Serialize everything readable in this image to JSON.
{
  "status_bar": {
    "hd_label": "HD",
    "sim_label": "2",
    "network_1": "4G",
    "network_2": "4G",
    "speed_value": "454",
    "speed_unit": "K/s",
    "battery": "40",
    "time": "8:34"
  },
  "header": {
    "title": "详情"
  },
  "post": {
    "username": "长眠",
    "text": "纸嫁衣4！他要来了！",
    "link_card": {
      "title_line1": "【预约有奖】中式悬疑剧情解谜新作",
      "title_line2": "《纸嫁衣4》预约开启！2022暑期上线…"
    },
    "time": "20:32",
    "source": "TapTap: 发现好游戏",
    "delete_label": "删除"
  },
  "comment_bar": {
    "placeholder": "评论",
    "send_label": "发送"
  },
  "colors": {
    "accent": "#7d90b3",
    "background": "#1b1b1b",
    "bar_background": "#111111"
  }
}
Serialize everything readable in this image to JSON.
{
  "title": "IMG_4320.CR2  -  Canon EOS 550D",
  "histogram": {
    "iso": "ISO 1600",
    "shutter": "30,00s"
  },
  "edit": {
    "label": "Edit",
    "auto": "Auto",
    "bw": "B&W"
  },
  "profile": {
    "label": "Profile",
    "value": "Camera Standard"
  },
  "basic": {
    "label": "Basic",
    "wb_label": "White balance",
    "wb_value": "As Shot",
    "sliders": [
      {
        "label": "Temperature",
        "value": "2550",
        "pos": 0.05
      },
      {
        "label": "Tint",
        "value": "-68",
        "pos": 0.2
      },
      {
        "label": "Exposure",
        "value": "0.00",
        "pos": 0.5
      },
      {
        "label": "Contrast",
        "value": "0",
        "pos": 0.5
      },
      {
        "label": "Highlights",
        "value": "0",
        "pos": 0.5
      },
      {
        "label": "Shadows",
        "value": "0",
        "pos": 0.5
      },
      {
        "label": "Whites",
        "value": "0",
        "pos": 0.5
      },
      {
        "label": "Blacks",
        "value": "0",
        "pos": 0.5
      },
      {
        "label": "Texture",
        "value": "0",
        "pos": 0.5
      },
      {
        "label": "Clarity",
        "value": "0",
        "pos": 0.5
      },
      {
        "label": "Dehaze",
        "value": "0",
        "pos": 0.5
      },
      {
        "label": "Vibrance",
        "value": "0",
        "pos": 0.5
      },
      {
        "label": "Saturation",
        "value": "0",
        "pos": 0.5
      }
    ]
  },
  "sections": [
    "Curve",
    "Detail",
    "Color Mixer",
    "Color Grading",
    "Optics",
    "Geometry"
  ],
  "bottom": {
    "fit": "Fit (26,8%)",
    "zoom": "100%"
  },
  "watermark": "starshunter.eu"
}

-*-*-

Prompt: The records above should be returned exactly.

Answer to the problem:
Serialize everything readable in this image to JSON.
{
  "status_bar": {
    "hd_label": "HD",
    "sim_label": "2",
    "network_1": "4G",
    "network_2": "4G",
    "speed_value": "454",
    "speed_unit": "K/s",
    "battery": "40",
    "time": "8:34"
  },
  "header": {
    "title": "详情"
  },
  "post": {
    "username": "长眠",
    "text": "纸嫁衣4！他要来了！",
    "link_card": {
      "title_line1": "【预约有奖】中式悬疑剧情解谜新作",
      "title_line2": "《纸嫁衣4》预约开启！2022暑期上线…"
    },
    "time": "20:32",
    "source": "TapTap: 发现好游戏",
    "delete_label": "删除"
  },
  "comment_bar": {
    "placeholder": "评论",
    "send_label": "发送"
  },
  "colors": {
    "accent": "#7d90b3",
    "background": "#1b1b1b",
    "bar_background": "#111111"
  }
}
Serialize everything readable in this image to JSON.
{
  "title": "IMG_4320.CR2  -  Canon EOS 550D",
  "histogram": {
    "iso": "ISO 1600",
    "shutter": "30,00s"
  },
  "edit": {
    "label": "Edit",
    "auto": "Auto",
    "bw": "B&W"
  },
  "profile": {
    "label": "Profile",
    "value": "Camera Standard"
  },
  "basic": {
    "label": "Basic",
    "wb_label": "White balance",
    "wb_value": "As Shot",
    "sliders": [
      {
        "label": "Temperature",
        "value": "2550",
        "pos": 0.05
      },
      {
        "label": "Tint",
        "value": "-68",
        "pos": 0.2
      },
      {
        "label": "Exposure",
        "value": "0.00",
        "pos": 0.5
      },
      {
        "label": "Contrast",
        "value": "0",
        "pos": 0.5
      },
      {
        "label": "Highlights",
        "value": "0",
        "pos": 0.5
      },
      {
        "label": "Shadows",
        "value": "0",
        "pos": 0.5
      },
      {
        "label": "Whites",
        "value": "0",
        "pos": 0.5
      },
      {
        "label": "Blacks",
        "value": "0",
        "pos": 0.5
      },
      {
        "label": "Texture",
        "value": "0",
        "pos": 0.5
      },
      {
        "label": "Clarity",
        "value": "0",
        "pos": 0.5
      },
      {
        "label": "Dehaze",
        "value": "0",
        "pos": 0.5
      },
      {
        "label": "Vibrance",
        "value": "0",
        "pos": 0.5
      },
      {
        "label": "Saturation",
        "value": "0",
        "pos": 0.5
      }
    ]
  },
  "sections": [
    "Curve",
    "Detail",
    "Color Mixer",
    "Color Grading",
    "Optics",
    "Geometry"
  ],
  "bottom": {
    "fit": "Fit (26,8%)",
    "zoom": "100%"
  },
  "watermark": "starshunter.eu"
}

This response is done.